Extracted records

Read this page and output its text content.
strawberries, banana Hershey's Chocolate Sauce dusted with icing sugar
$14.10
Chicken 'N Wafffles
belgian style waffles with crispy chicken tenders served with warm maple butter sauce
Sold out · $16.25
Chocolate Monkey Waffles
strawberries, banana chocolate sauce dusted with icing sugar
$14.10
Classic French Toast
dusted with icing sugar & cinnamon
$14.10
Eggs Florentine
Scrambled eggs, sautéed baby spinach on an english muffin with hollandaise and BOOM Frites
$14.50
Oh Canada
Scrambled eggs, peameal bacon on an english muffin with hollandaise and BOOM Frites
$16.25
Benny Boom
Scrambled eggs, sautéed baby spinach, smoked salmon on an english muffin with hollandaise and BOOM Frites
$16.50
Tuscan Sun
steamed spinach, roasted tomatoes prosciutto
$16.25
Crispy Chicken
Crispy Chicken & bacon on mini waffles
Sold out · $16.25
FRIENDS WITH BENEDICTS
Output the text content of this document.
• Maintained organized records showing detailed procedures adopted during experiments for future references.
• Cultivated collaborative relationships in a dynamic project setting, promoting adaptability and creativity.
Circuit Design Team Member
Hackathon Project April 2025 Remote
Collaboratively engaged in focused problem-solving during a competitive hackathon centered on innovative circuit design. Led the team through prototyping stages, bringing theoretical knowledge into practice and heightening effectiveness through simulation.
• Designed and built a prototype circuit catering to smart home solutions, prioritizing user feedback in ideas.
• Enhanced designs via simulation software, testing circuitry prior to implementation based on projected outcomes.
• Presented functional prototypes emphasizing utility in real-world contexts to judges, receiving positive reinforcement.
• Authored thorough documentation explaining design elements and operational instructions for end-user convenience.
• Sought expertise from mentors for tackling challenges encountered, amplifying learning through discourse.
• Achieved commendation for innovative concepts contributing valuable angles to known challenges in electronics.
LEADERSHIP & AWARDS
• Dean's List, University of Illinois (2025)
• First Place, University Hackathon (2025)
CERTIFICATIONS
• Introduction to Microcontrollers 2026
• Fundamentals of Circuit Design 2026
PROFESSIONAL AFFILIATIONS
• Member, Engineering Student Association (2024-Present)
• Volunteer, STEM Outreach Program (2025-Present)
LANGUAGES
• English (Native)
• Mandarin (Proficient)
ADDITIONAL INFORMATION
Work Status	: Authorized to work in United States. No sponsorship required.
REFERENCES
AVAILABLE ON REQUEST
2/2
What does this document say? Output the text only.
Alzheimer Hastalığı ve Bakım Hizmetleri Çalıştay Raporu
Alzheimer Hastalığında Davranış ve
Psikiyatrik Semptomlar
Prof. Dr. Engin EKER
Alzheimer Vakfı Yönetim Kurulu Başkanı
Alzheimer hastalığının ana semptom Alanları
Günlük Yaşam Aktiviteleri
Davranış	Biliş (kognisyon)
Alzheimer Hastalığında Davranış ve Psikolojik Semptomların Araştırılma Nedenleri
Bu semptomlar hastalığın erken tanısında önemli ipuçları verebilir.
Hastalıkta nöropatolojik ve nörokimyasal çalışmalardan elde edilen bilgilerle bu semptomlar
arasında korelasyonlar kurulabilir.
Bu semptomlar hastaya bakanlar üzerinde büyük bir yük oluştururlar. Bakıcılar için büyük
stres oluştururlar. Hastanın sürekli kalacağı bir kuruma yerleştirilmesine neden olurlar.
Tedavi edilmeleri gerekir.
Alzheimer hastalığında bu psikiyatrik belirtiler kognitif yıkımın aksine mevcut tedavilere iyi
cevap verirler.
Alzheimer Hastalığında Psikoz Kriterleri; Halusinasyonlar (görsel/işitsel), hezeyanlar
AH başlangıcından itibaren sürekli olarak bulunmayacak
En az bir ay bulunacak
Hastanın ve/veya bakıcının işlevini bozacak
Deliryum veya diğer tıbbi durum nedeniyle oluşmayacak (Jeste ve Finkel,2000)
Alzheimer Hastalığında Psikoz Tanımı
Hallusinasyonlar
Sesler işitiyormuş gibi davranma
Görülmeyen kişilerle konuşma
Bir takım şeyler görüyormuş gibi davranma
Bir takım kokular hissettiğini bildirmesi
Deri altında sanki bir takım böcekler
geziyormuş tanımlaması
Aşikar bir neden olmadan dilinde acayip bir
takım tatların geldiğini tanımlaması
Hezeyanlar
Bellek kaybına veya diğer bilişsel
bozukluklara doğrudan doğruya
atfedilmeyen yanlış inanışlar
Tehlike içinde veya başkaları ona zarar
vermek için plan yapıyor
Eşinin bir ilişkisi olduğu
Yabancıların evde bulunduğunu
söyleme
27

Task objective →
Select every line above that contains the word "banana", and copy it.

Task output →
strawberries, banana Hershey's Chocolate Sauce dusted with icing sugar
strawberries, banana chocolate sauce dusted with icing sugar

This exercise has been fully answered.